WORK TASK 1
List every year given in the dyslexia timeline.
WORK TASK 2
Write out the part of the dyslexia timeline that opens with the words containing "1987 Robert Dunn, conservative" and closes with "children and parents.", keeping its wording unchanged.

PASSAGE SHOWN
☆ ☆ ☆
1896 Dr Pringle Morgan publishes a paper in the British Medical Journal about a 14-year-old boy called Percy, who spells his name "Precy" and suffers from "word-blindness"
1949 Tim Miles begins work at Bangor Child Guidance Clinic, seeing Brenda and Michael, both unable to read, write and spell. A colleague suggests that they may be suffering from a form of "developmental aphasia"
1962 Dr Alfred White Franklin convenes conference of the Invalid Children's Aid Association to discuss "word-blindness". A "Word-Blind Centre" is formed in London
1970 Following public pressure, disabled campaigner and government minister Lord Alfred Morris includes the term "acute dyslexia" in the goverment's Chronically Sick and Disabled Persons Act - the first legal recognition. A Labour colleague at the time told Morris he had put on the statute book a condition which did not exist. Morris replied: "In that case I shall not have to spend any money on it."
Tim Miles publishes On Helping the Dyslexic Child, which encourages parents to teach their children systematically to spell using letter sounds rather than the meaning-related word lists (currant, sultana, raisin) then popular in schools
1973 Bangor university establishes the first MEd for teachers to specialise in teaching dyslexic children
1978 The Warnock Report devises the concept of special educational needs, removing the requirement to prove that dyslexia as a syndrome exists, since "needs" are easier to prove than syndromes. Statementing and provision for dyslexic children begins to grow.
1987 Robert Dunn, conservative junior education minister, announces in the House of Commons: "The Government recognises dyslexia".
1997 Researchers at Oxford University and the Wellcome Trust identify a chromosomal abnormality in 100 families with dyslexic children and parents.
☆ ☆ ☆
DATA UNDER STUDY
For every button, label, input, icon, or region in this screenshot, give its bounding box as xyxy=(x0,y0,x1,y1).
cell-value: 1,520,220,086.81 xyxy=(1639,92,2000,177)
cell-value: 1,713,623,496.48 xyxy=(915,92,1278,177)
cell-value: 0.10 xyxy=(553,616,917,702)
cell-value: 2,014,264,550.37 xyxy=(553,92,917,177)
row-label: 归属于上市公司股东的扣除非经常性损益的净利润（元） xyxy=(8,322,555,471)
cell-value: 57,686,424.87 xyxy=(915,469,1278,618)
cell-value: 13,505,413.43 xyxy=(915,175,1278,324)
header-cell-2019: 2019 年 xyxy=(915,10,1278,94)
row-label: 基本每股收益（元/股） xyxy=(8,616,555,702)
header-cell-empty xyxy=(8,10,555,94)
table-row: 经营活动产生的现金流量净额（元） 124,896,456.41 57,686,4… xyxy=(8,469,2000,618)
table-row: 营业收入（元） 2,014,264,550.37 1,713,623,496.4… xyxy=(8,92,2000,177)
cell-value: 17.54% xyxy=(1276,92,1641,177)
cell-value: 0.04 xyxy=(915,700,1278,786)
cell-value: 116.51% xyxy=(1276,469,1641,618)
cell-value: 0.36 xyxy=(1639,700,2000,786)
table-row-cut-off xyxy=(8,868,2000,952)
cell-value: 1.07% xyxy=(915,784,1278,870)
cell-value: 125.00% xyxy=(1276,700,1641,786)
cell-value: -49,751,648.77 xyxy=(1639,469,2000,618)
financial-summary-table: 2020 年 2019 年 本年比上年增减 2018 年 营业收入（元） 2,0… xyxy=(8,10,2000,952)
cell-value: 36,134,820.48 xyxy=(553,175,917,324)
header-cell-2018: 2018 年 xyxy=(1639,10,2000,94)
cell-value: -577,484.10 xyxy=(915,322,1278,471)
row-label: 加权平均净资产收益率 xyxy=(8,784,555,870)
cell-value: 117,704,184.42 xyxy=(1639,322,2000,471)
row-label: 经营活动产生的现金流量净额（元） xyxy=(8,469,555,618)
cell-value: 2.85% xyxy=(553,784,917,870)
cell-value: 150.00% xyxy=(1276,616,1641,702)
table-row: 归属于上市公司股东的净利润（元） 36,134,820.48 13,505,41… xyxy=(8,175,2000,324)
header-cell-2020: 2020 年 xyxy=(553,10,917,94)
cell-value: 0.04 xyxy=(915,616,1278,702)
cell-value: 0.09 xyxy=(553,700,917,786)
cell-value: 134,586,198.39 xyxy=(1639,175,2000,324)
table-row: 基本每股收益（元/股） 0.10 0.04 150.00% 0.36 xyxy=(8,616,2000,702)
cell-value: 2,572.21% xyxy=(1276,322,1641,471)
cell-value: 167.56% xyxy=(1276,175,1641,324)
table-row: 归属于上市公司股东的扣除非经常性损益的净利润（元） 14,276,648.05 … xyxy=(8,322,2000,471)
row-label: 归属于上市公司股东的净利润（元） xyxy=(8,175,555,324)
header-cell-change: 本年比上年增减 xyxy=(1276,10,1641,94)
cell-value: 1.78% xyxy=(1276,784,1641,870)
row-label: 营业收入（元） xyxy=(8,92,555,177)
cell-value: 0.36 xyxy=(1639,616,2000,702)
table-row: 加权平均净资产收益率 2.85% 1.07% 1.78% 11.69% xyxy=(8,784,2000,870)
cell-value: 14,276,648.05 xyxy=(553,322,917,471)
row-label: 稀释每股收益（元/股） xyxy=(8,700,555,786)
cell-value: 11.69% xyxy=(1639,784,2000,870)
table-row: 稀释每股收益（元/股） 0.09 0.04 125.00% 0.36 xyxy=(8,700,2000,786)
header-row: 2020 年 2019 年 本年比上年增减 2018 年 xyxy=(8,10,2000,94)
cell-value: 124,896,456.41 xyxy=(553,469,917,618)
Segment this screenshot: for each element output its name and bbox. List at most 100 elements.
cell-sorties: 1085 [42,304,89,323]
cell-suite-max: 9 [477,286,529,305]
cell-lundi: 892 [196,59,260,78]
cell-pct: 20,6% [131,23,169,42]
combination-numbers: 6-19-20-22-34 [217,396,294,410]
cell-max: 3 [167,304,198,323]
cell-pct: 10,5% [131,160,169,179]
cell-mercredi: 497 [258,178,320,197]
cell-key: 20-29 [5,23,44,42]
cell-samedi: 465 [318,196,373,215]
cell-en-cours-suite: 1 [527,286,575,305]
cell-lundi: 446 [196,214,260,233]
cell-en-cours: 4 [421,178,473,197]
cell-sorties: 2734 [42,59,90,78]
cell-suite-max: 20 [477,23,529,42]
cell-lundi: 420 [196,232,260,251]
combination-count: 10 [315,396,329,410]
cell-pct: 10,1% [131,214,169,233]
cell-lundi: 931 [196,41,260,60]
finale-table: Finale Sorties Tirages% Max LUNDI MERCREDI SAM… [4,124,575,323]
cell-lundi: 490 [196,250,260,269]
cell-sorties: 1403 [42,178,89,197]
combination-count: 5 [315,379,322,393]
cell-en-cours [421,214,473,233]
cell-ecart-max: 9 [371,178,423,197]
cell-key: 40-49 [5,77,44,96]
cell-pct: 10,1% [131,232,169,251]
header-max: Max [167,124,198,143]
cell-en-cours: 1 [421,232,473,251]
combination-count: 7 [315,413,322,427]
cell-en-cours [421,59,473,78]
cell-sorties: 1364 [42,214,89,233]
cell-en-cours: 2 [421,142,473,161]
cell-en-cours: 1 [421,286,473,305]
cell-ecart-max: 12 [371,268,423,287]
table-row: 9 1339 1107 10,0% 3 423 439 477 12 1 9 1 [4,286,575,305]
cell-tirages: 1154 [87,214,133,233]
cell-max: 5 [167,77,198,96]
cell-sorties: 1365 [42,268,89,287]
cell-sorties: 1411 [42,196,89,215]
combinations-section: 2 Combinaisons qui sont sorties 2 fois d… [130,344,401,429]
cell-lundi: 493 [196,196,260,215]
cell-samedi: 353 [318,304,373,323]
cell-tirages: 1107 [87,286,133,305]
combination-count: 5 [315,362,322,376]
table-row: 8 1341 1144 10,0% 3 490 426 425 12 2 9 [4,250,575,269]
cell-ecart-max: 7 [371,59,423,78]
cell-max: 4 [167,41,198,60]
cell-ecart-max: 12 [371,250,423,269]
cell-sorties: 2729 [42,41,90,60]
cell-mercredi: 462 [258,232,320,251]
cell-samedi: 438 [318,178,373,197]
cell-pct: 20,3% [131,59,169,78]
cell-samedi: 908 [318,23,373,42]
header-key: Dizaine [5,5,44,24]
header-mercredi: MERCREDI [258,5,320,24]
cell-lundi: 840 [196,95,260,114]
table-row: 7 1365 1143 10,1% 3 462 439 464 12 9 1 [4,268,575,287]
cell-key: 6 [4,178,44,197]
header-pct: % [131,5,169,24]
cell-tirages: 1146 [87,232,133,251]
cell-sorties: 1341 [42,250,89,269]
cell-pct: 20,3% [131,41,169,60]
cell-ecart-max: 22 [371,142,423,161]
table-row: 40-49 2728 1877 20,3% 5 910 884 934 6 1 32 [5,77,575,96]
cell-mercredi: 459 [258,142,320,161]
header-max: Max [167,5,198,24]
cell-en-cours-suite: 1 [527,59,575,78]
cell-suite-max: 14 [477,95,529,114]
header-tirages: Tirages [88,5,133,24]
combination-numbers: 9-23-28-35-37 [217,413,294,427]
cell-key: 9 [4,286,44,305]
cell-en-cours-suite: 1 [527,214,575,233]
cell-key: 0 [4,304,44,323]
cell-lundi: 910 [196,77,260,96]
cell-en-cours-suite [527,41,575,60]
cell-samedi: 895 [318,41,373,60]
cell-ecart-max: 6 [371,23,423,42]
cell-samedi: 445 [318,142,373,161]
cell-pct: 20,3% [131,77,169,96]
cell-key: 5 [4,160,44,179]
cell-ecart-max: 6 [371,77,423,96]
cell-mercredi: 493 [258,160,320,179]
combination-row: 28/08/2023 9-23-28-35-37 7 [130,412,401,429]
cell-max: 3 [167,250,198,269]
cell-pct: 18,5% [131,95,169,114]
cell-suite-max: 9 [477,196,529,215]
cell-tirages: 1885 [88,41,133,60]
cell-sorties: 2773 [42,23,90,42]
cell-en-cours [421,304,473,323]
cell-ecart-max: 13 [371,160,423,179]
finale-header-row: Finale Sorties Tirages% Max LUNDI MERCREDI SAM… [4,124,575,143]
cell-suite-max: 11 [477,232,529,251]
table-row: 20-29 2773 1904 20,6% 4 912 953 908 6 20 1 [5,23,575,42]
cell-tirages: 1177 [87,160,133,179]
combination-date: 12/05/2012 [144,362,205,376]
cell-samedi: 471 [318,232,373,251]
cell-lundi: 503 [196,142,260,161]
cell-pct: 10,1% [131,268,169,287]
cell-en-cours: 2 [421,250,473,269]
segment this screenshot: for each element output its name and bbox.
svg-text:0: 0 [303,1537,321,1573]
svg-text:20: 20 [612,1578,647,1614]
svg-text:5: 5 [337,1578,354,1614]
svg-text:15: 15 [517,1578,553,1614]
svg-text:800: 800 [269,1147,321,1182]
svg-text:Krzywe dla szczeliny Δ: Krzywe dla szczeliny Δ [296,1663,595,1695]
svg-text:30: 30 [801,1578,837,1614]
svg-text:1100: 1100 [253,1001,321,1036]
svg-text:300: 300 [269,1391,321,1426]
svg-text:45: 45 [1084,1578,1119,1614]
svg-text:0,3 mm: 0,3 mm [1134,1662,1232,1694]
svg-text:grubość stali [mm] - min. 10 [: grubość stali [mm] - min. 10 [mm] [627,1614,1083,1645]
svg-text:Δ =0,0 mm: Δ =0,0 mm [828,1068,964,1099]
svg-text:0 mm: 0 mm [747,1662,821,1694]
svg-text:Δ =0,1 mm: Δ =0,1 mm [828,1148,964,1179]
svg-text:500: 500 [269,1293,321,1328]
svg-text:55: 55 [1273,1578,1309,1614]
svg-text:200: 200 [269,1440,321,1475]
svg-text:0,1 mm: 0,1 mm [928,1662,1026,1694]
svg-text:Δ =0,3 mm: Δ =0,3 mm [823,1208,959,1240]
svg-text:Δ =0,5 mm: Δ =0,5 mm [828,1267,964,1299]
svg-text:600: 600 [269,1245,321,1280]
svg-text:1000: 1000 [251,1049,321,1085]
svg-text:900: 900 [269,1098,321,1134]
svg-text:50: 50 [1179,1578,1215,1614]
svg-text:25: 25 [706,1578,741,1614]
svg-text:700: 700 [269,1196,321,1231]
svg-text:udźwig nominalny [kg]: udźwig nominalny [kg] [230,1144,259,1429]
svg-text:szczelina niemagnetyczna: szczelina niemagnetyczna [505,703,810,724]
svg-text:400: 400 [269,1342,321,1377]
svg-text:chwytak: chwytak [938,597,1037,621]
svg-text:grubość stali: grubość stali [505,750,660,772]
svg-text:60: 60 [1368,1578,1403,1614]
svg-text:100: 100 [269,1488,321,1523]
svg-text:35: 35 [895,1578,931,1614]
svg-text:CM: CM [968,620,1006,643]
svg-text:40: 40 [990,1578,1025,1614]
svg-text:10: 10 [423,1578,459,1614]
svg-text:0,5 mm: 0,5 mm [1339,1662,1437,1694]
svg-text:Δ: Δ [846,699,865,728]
☆ ☆ ☆
PROBLEM SOLUTION 1
1896, 1949, 1962, 1970, 1973, 1978, 1987, 1997

PROBLEM SOLUTION 2
1987 Robert Dunn, conservative junior education minister, announces in the House of Commons: "The Government recognises dyslexia".
1997 Researchers at Oxford University and the Wellcome Trust identify a chromosomal abnormality in 100 families with dyslexic children and parents.